╭──

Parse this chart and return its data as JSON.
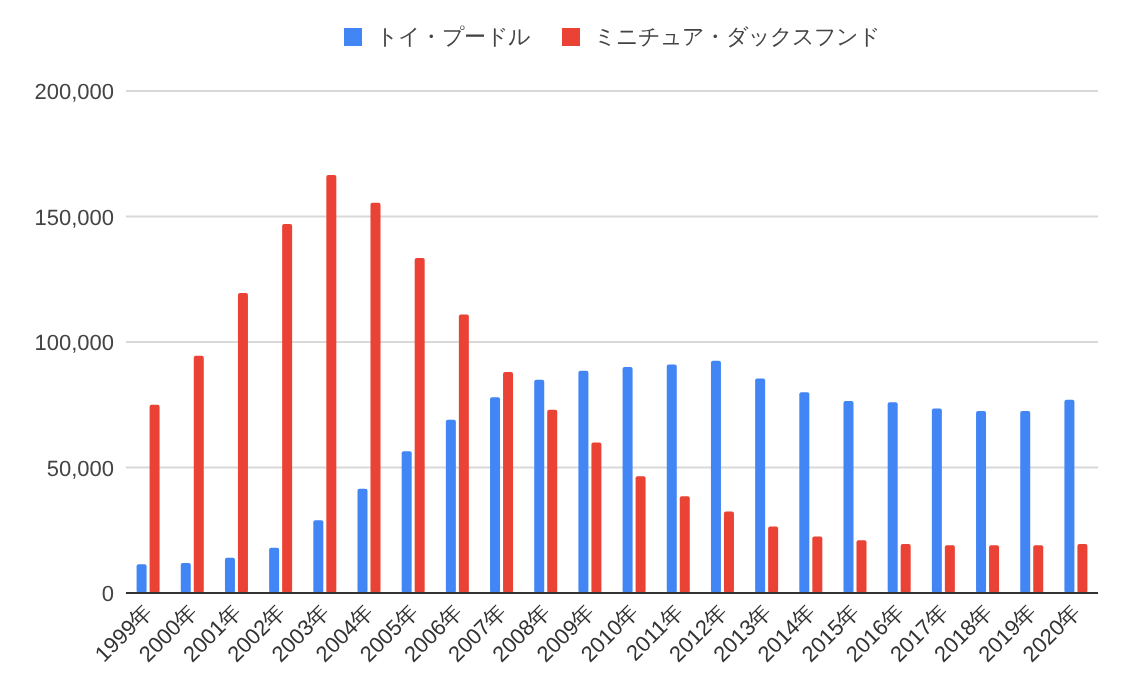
{
  "chart_data": {
    "type": "bar",
    "categories": [
      "1999年",
      "2000年",
      "2001年",
      "2002年",
      "2003年",
      "2004年",
      "2005年",
      "2006年",
      "2007年",
      "2008年",
      "2009年",
      "2010年",
      "2011年",
      "2012年",
      "2013年",
      "2014年",
      "2015年",
      "2016年",
      "2017年",
      "2018年",
      "2019年",
      "2020年"
    ],
    "series": [
      {
        "name": "トイ・プードル",
        "color": "#4285f4",
        "values": [
          11500,
          12000,
          14000,
          18000,
          29000,
          41500,
          56500,
          69000,
          78000,
          85000,
          88500,
          90000,
          91000,
          92500,
          85500,
          80000,
          76500,
          76000,
          73500,
          72500,
          72500,
          77000
        ]
      },
      {
        "name": "ミニチュア・ダックスフンド",
        "color": "#ea4335",
        "values": [
          75000,
          94500,
          119500,
          147000,
          166500,
          155500,
          133500,
          111000,
          88000,
          73000,
          60000,
          46500,
          38500,
          32500,
          26500,
          22500,
          21000,
          19500,
          19000,
          19000,
          19000,
          19500
        ]
      }
    ],
    "ylim": [
      0,
      200000
    ],
    "yticks": [
      {
        "value": 0,
        "label": "0"
      },
      {
        "value": 50000,
        "label": "50,000"
      },
      {
        "value": 100000,
        "label": "100,000"
      },
      {
        "value": 150000,
        "label": "150,000"
      },
      {
        "value": 200000,
        "label": "200,000"
      }
    ],
    "grid": "y",
    "legend": "top"
  }
}
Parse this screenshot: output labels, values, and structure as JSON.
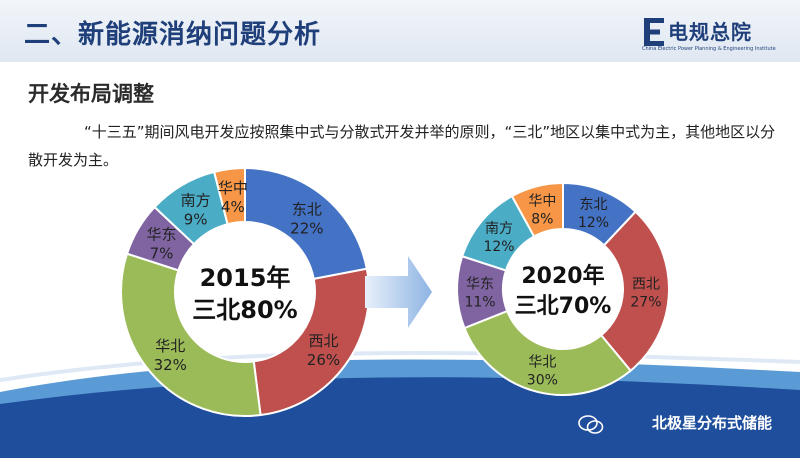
{
  "header": {
    "title": "二、新能源消纳问题分析"
  },
  "logo": {
    "name": "电规总院",
    "subtitle": "China Electric Power Planning & Engineering Institute"
  },
  "subtitle": "开发布局调整",
  "body_text": "“十三五”期间风电开发应按照集中式与分散式开发并举的原则，“三北”地区以集中式为主，其他地区以分散开发为主。",
  "watermark": "北极星分布式储能",
  "colors": {
    "header_text": "#1f3f7a",
    "arrow": "#8eb4e3",
    "wave_dark": "#1f4e9c",
    "wave_light": "#5b9bd5"
  },
  "chart_data": [
    {
      "type": "pie",
      "style": "donut",
      "center_label": [
        "2015年",
        "三北80%"
      ],
      "categories": [
        "东北",
        "西北",
        "华北",
        "华东",
        "南方",
        "华中"
      ],
      "values": [
        22,
        26,
        32,
        7,
        9,
        4
      ],
      "value_labels": [
        "22%",
        "26%",
        "32%",
        "7%",
        "9%",
        "4%"
      ],
      "colors": [
        "#4472c4",
        "#c0504d",
        "#9bbb59",
        "#8064a2",
        "#4bacc6",
        "#f79646"
      ]
    },
    {
      "type": "pie",
      "style": "donut",
      "center_label": [
        "2020年",
        "三北70%"
      ],
      "categories": [
        "东北",
        "西北",
        "华北",
        "华东",
        "南方",
        "华中"
      ],
      "values": [
        12,
        27,
        30,
        11,
        12,
        8
      ],
      "value_labels": [
        "12%",
        "27%",
        "30%",
        "11%",
        "12%",
        "8%"
      ],
      "colors": [
        "#4472c4",
        "#c0504d",
        "#9bbb59",
        "#8064a2",
        "#4bacc6",
        "#f79646"
      ]
    }
  ]
}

╰──

Exercise goal » All of the material above is to be copied exactly, except for its images.

Reply to the task »
Parse this chart and return its data as JSON.
{
  "chart_data": {
    "type": "bar",
    "categories": [
      "1999年",
      "2000年",
      "2001年",
      "2002年",
      "2003年",
      "2004年",
      "2005年",
      "2006年",
      "2007年",
      "2008年",
      "2009年",
      "2010年",
      "2011年",
      "2012年",
      "2013年",
      "2014年",
      "2015年",
      "2016年",
      "2017年",
      "2018年",
      "2019年",
      "2020年"
    ],
    "series": [
      {
        "name": "トイ・プードル",
        "color": "#4285f4",
        "values": [
          11500,
          12000,
          14000,
          18000,
          29000,
          41500,
          56500,
          69000,
          78000,
          85000,
          88500,
          90000,
          91000,
          92500,
          85500,
          80000,
          76500,
          76000,
          73500,
          72500,
          72500,
          77000
        ]
      },
      {
        "name": "ミニチュア・ダックスフンド",
        "color": "#ea4335",
        "values": [
          75000,
          94500,
          119500,
          147000,
          166500,
          155500,
          133500,
          111000,
          88000,
          73000,
          60000,
          46500,
          38500,
          32500,
          26500,
          22500,
          21000,
          19500,
          19000,
          19000,
          19000,
          19500
        ]
      }
    ],
    "ylim": [
      0,
      200000
    ],
    "yticks": [
      {
        "value": 0,
        "label": "0"
      },
      {
        "value": 50000,
        "label": "50,000"
      },
      {
        "value": 100000,
        "label": "100,000"
      },
      {
        "value": 150000,
        "label": "150,000"
      },
      {
        "value": 200000,
        "label": "200,000"
      }
    ],
    "grid": "y",
    "legend": "top"
  }
}
Parse this screenshot: output labels, values, and structure as JSON.
{
  "header": {
    "title": "二、新能源消纳问题分析"
  },
  "logo": {
    "name": "电规总院",
    "subtitle": "China Electric Power Planning & Engineering Institute"
  },
  "subtitle": "开发布局调整",
  "body_text": "“十三五”期间风电开发应按照集中式与分散式开发并举的原则，“三北”地区以集中式为主，其他地区以分散开发为主。",
  "watermark": "北极星分布式储能",
  "colors": {
    "header_text": "#1f3f7a",
    "arrow": "#8eb4e3",
    "wave_dark": "#1f4e9c",
    "wave_light": "#5b9bd5"
  },
  "chart_data": [
    {
      "type": "pie",
      "style": "donut",
      "center_label": [
        "2015年",
        "三北80%"
      ],
      "categories": [
        "东北",
        "西北",
        "华北",
        "华东",
        "南方",
        "华中"
      ],
      "values": [
        22,
        26,
        32,
        7,
        9,
        4
      ],
      "value_labels": [
        "22%",
        "26%",
        "32%",
        "7%",
        "9%",
        "4%"
      ],
      "colors": [
        "#4472c4",
        "#c0504d",
        "#9bbb59",
        "#8064a2",
        "#4bacc6",
        "#f79646"
      ]
    },
    {
      "type": "pie",
      "style": "donut",
      "center_label": [
        "2020年",
        "三北70%"
      ],
      "categories": [
        "东北",
        "西北",
        "华北",
        "华东",
        "南方",
        "华中"
      ],
      "values": [
        12,
        27,
        30,
        11,
        12,
        8
      ],
      "value_labels": [
        "12%",
        "27%",
        "30%",
        "11%",
        "12%",
        "8%"
      ],
      "colors": [
        "#4472c4",
        "#c0504d",
        "#9bbb59",
        "#8064a2",
        "#4bacc6",
        "#f79646"
      ]
    }
  ]
}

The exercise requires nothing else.